Task prompt
Convert every line of the rows below into a JSON list of strings, one string per line, skipping blank lines and leaving the pictures out.
<<<<
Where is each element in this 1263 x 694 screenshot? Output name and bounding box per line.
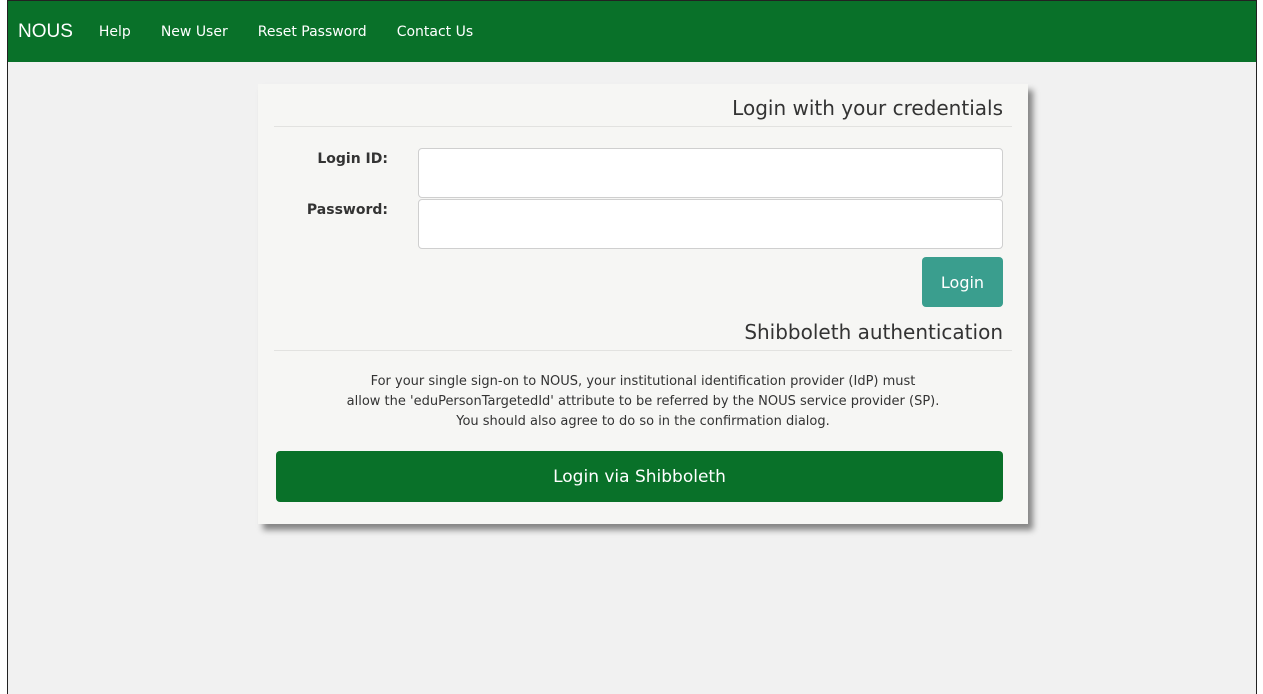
divider — [274, 350, 1012, 351]
nav-link-new-user[interactable]: New User — [161, 24, 228, 40]
nav-link-help[interactable]: Help — [99, 24, 131, 40]
info-line: allow the 'eduPersonTargetedId' attribut… — [346, 394, 940, 409]
nav-link-reset-password[interactable]: Reset Password — [258, 24, 367, 40]
page-frame: NOUS Help New User Reset Password Contac… — [7, 0, 1257, 694]
login-id-input[interactable] — [418, 148, 1003, 198]
shibboleth-info-text: For your single sign-on to NOUS, your in… — [274, 372, 1012, 432]
brand-link[interactable]: NOUS — [18, 21, 73, 43]
info-line: You should also agree to do so in the co… — [456, 414, 830, 429]
login-section-title: Login with your credentials — [732, 96, 1003, 120]
login-panel: Login with your credentials Login ID: Pa… — [258, 84, 1028, 524]
shibboleth-login-button[interactable]: Login via Shibboleth — [276, 451, 1003, 502]
password-input[interactable] — [418, 199, 1003, 249]
divider — [274, 126, 1012, 127]
top-navbar: NOUS Help New User Reset Password Contac… — [8, 0, 1256, 62]
info-line: For your single sign-on to NOUS, your in… — [370, 374, 916, 389]
shibboleth-section-title: Shibboleth authentication — [744, 320, 1003, 344]
login-id-label: Login ID: — [317, 151, 388, 167]
nav-link-contact-us[interactable]: Contact Us — [397, 24, 473, 40]
password-label: Password: — [306, 202, 388, 218]
login-button[interactable]: Login — [922, 257, 1003, 307]
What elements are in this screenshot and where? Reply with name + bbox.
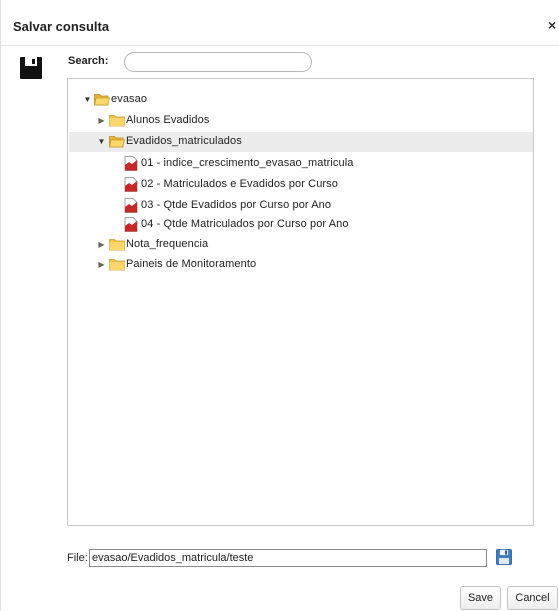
collapsed-arrow-icon[interactable]: ▶ (97, 260, 106, 269)
tree-node-label: Paineis de Monitoramento (126, 258, 257, 270)
collapsed-arrow-icon[interactable]: ▶ (97, 116, 106, 125)
close-icon[interactable]: × (548, 17, 556, 33)
report-file-icon (124, 198, 138, 213)
save-button[interactable]: Save (460, 586, 501, 610)
tree-node-label: evasao (111, 93, 148, 105)
file-label: File: (67, 552, 88, 564)
tree-report-item[interactable]: 04 - Qtde Matriculados por Curso por Ano (69, 215, 533, 235)
tree-node-label: Alunos Evadidos (126, 114, 210, 126)
search-input[interactable] (124, 52, 312, 72)
open-folder-icon (109, 136, 125, 148)
dialog-title: Salvar consulta (13, 19, 110, 34)
tree-node-evasao[interactable]: ▼ evasao (69, 90, 533, 110)
collapsed-arrow-icon[interactable]: ▶ (97, 240, 106, 249)
tree-report-item[interactable]: 01 - indice_crescimento_evasao_matricula (69, 154, 533, 174)
floppy-disk-icon (20, 57, 42, 79)
tree-report-item[interactable]: 03 - Qtde Evadidos por Curso por Ano (69, 196, 533, 216)
save-query-dialog: Salvar consulta × Search: ▼ evasao ▶ Alu… (0, 0, 559, 611)
tree-node-alunos-evadidos[interactable]: ▶ Alunos Evadidos (69, 111, 533, 131)
tree-node-paineis-de-monitoramento[interactable]: ▶ Paineis de Monitoramento (69, 255, 533, 275)
folder-tree: ▼ evasao ▶ Alunos Evadidos ▼ Evadidos_ma… (67, 78, 534, 526)
report-label: 02 - Matriculados e Evadidos por Curso (141, 178, 339, 190)
tree-node-evadidos-matriculados[interactable]: ▼ Evadidos_matriculados (69, 132, 533, 152)
report-label: 01 - indice_crescimento_evasao_matricula (141, 157, 354, 169)
report-file-icon (124, 217, 138, 232)
folder-icon (109, 259, 125, 271)
tree-node-label: Nota_frequencia (126, 238, 209, 250)
folder-icon (109, 239, 125, 251)
floppy-disk-icon[interactable] (496, 549, 512, 565)
tree-report-item[interactable]: 02 - Matriculados e Evadidos por Curso (69, 175, 533, 195)
folder-icon (109, 115, 125, 127)
dialog-titlebar: Salvar consulta × (1, 0, 559, 46)
search-label: Search: (68, 55, 109, 67)
report-label: 04 - Qtde Matriculados por Curso por Ano (141, 218, 349, 230)
report-file-icon (124, 177, 138, 192)
expanded-arrow-icon[interactable]: ▼ (97, 137, 106, 146)
cancel-button[interactable]: Cancel (507, 586, 558, 610)
tree-node-nota-frequencia[interactable]: ▶ Nota_frequencia (69, 235, 533, 255)
tree-node-label: Evadidos_matriculados (126, 135, 242, 147)
expanded-arrow-icon[interactable]: ▼ (83, 95, 92, 104)
open-folder-icon (94, 94, 110, 106)
file-path-input[interactable] (89, 549, 487, 567)
report-file-icon (124, 156, 138, 171)
report-label: 03 - Qtde Evadidos por Curso por Ano (141, 199, 332, 211)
>>>>
Correct result
[
  "Where is each element in this 1263 x 694 screenshot? Output name and bounding box per line.",
  "divider — [274, 350, 1012, 351]",
  "nav-link-new-user[interactable]: New User — [161, 24, 228, 40]",
  "nav-link-help[interactable]: Help — [99, 24, 131, 40]",
  "info-line: allow the 'eduPersonTargetedId' attribut… — [346, 394, 940, 409]",
  "nav-link-reset-password[interactable]: Reset Password — [258, 24, 367, 40]",
  "page-frame: NOUS Help New User Reset Password Contac… — [7, 0, 1257, 694]",
  "login-id-input[interactable] — [418, 148, 1003, 198]",
  "shibboleth-info-text: For your single sign-on to NOUS, your in… — [274, 372, 1012, 432]",
  "brand-link[interactable]: NOUS — [18, 21, 73, 43]",
  "info-line: You should also agree to do so in the co… — [456, 414, 830, 429]",
  "login-section-title: Login with your credentials — [732, 96, 1003, 120]",
  "login-panel: Login with your credentials Login ID: Pa… — [258, 84, 1028, 524]",
  "shibboleth-login-button[interactable]: Login via Shibboleth — [276, 451, 1003, 502]",
  "password-input[interactable] — [418, 199, 1003, 249]",
  "divider — [274, 126, 1012, 127]",
  "top-navbar: NOUS Help New User Reset Password Contac… — [8, 0, 1256, 62]",
  "info-line: For your single sign-on to NOUS, your in… — [370, 374, 916, 389]",
  "shibboleth-section-title: Shibboleth authentication — [744, 320, 1003, 344]",
  "login-id-label: Login ID: — [317, 151, 388, 167]",
  "nav-link-contact-us[interactable]: Contact Us — [397, 24, 473, 40]",
  "password-label: Password: — [306, 202, 388, 218]",
  "login-button[interactable]: Login — [922, 257, 1003, 307]",
  "What elements are in this screenshot and where? Reply with name + bbox.",
  "collapsed-arrow-icon[interactable]: ▶ (97, 260, 106, 269)",
  "tree-node-label: Paineis de Monitoramento (126, 258, 257, 270)",
  "collapsed-arrow-icon[interactable]: ▶ (97, 116, 106, 125)",
  "close-icon[interactable]: × (548, 17, 556, 33)",
  "report-file-icon (124, 198, 138, 213)",
  "save-button[interactable]: Save (460, 586, 501, 610)",
  "tree-node-label: evasao (111, 93, 148, 105)",
  "file-label: File: (67, 552, 88, 564)",
  "tree-report-item[interactable]: 04 - Qtde Matriculados por Curso por Ano (69, 215, 533, 235)",
  "tree-node-label: Alunos Evadidos (126, 114, 210, 126)",
  "search-input[interactable] (124, 52, 312, 72)",
  "open-folder-icon (109, 136, 125, 148)",
  "dialog-title: Salvar consulta (13, 19, 110, 34)",
  "tree-node-evasao[interactable]: ▼ evasao (69, 90, 533, 110)",
  "collapsed-arrow-icon[interactable]: ▶ (97, 240, 106, 249)",
  "tree-report-item[interactable]: 01 - indice_crescimento_evasao_matricula (69, 154, 533, 174)",
  "floppy-disk-icon (20, 57, 42, 79)",
  "tree-report-item[interactable]: 03 - Qtde Evadidos por Curso por Ano (69, 196, 533, 216)",
  "save-query-dialog: Salvar consulta × Search: ▼ evasao ▶ Alu… (0, 0, 559, 611)",
  "tree-node-alunos-evadidos[interactable]: ▶ Alunos Evadidos (69, 111, 533, 131)",
  "tree-node-paineis-de-monitoramento[interactable]: ▶ Paineis de Monitoramento (69, 255, 533, 275)",
  "folder-tree: ▼ evasao ▶ Alunos Evadidos ▼ Evadidos_ma… (67, 78, 534, 526)",
  "report-label: 02 - Matriculados e Evadidos por Curso (141, 178, 339, 190)",
  "tree-node-evadidos-matriculados[interactable]: ▼ Evadidos_matriculados (69, 132, 533, 152)",
  "report-label: 01 - indice_crescimento_evasao_matricula (141, 157, 354, 169)",
  "report-file-icon (124, 217, 138, 232)",
  "folder-icon (109, 259, 125, 271)",
  "tree-node-label: Nota_frequencia (126, 238, 209, 250)",
  "folder-icon (109, 239, 125, 251)",
  "floppy-disk-icon[interactable] (496, 549, 512, 565)",
  "tree-report-item[interactable]: 02 - Matriculados e Evadidos por Curso (69, 175, 533, 195)",
  "folder-icon (109, 115, 125, 127)",
  "dialog-titlebar: Salvar consulta × (1, 0, 559, 46)",
  "search-label: Search: (68, 55, 109, 67)",
  "report-label: 04 - Qtde Matriculados por Curso por Ano (141, 218, 349, 230)",
  "report-file-icon (124, 177, 138, 192)",
  "expanded-arrow-icon[interactable]: ▼ (97, 137, 106, 146)",
  "cancel-button[interactable]: Cancel (507, 586, 558, 610)",
  "tree-node-nota-frequencia[interactable]: ▶ Nota_frequencia (69, 235, 533, 255)",
  "tree-node-label: Evadidos_matriculados (126, 135, 242, 147)",
  "expanded-arrow-icon[interactable]: ▼ (83, 95, 92, 104)",
  "open-folder-icon (94, 94, 110, 106)",
  "file-path-input[interactable] (89, 549, 487, 567)",
  "report-file-icon (124, 156, 138, 171)",
  "report-label: 03 - Qtde Evadidos por Curso por Ano (141, 199, 332, 211)"
]